TASK OBJECTIVE:
Provide the data again in its entirety, exactly as given.

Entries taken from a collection
>> Start

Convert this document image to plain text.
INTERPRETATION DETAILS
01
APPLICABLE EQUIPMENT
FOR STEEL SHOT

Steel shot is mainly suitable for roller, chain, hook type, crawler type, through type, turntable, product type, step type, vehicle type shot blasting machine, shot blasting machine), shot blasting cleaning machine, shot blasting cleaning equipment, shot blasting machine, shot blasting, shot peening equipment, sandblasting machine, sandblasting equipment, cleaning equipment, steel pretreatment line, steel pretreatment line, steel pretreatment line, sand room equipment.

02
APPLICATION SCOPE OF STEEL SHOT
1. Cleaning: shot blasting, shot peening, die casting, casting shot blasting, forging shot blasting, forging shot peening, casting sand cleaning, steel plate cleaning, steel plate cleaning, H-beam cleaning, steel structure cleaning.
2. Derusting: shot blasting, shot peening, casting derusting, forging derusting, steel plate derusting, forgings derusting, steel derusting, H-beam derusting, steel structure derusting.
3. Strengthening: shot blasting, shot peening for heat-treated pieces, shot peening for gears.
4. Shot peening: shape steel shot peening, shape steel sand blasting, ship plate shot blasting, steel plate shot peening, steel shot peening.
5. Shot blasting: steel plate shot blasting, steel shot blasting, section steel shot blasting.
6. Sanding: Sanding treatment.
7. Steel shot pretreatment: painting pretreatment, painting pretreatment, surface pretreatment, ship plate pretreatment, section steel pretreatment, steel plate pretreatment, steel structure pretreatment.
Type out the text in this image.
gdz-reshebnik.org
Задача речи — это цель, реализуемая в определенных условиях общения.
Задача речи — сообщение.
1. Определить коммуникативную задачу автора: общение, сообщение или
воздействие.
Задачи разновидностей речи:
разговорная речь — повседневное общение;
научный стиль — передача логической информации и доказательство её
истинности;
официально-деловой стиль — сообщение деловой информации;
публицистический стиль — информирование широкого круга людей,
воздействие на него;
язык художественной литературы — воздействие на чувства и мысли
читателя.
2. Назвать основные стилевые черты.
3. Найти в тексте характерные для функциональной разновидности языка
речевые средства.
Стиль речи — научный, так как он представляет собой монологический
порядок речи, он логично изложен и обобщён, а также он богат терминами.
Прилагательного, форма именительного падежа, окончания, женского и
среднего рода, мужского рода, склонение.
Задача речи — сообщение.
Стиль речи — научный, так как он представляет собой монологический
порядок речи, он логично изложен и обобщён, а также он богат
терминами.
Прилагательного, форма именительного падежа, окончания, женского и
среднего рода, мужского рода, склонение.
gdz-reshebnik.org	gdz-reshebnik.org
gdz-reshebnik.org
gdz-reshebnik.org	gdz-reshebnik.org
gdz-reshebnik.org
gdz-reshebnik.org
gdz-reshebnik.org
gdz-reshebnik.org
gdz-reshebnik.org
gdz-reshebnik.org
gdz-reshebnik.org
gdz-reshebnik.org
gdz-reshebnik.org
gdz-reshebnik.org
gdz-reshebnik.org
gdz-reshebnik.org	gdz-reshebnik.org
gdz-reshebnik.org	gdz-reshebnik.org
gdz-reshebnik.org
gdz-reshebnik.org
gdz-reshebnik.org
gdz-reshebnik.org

>> End

ANSWER:
Convert this document image to plain text.
INTERPRETATION DETAILS
01
APPLICABLE EQUIPMENT
FOR STEEL SHOT

Steel shot is mainly suitable for roller, chain, hook type, crawler type, through type, turntable, product type, step type, vehicle type shot blasting machine, shot blasting machine), shot blasting cleaning machine, shot blasting cleaning equipment, shot blasting machine, shot blasting, shot peening equipment, sandblasting machine, sandblasting equipment, cleaning equipment, steel pretreatment line, steel pretreatment line, steel pretreatment line, sand room equipment.

02
APPLICATION SCOPE OF STEEL SHOT
1. Cleaning: shot blasting, shot peening, die casting, casting shot blasting, forging shot blasting, forging shot peening, casting sand cleaning, steel plate cleaning, steel plate cleaning, H-beam cleaning, steel structure cleaning.
2. Derusting: shot blasting, shot peening, casting derusting, forging derusting, steel plate derusting, forgings derusting, steel derusting, H-beam derusting, steel structure derusting.
3. Strengthening: shot blasting, shot peening for heat-treated pieces, shot peening for gears.
4. Shot peening: shape steel shot peening, shape steel sand blasting, ship plate shot blasting, steel plate shot peening, steel shot peening.
5. Shot blasting: steel plate shot blasting, steel shot blasting, section steel shot blasting.
6. Sanding: Sanding treatment.
7. Steel shot pretreatment: painting pretreatment, painting pretreatment, surface pretreatment, ship plate pretreatment, section steel pretreatment, steel plate pretreatment, steel structure pretreatment.
Type out the text in this image.
gdz-reshebnik.org
Задача речи — это цель, реализуемая в определенных условиях общения.
Задача речи — сообщение.
1. Определить коммуникативную задачу автора: общение, сообщение или
воздействие.
Задачи разновидностей речи:
разговорная речь — повседневное общение;
научный стиль — передача логической информации и доказательство её
истинности;
официально-деловой стиль — сообщение деловой информации;
публицистический стиль — информирование широкого круга людей,
воздействие на него;
язык художественной литературы — воздействие на чувства и мысли
читателя.
2. Назвать основные стилевые черты.
3. Найти в тексте характерные для функциональной разновидности языка
речевые средства.
Стиль речи — научный, так как он представляет собой монологический
порядок речи, он логично изложен и обобщён, а также он богат терминами.
Прилагательного, форма именительного падежа, окончания, женского и
среднего рода, мужского рода, склонение.
Задача речи — сообщение.
Стиль речи — научный, так как он представляет собой монологический
порядок речи, он логично изложен и обобщён, а также он богат
терминами.
Прилагательного, форма именительного падежа, окончания, женского и
среднего рода, мужского рода, склонение.
gdz-reshebnik.org	gdz-reshebnik.org
gdz-reshebnik.org
gdz-reshebnik.org	gdz-reshebnik.org
gdz-reshebnik.org
gdz-reshebnik.org
gdz-reshebnik.org
gdz-reshebnik.org
gdz-reshebnik.org
gdz-reshebnik.org
gdz-reshebnik.org
gdz-reshebnik.org
gdz-reshebnik.org
gdz-reshebnik.org
gdz-reshebnik.org
gdz-reshebnik.org	gdz-reshebnik.org
gdz-reshebnik.org	gdz-reshebnik.org
gdz-reshebnik.org
gdz-reshebnik.org
gdz-reshebnik.org
gdz-reshebnik.org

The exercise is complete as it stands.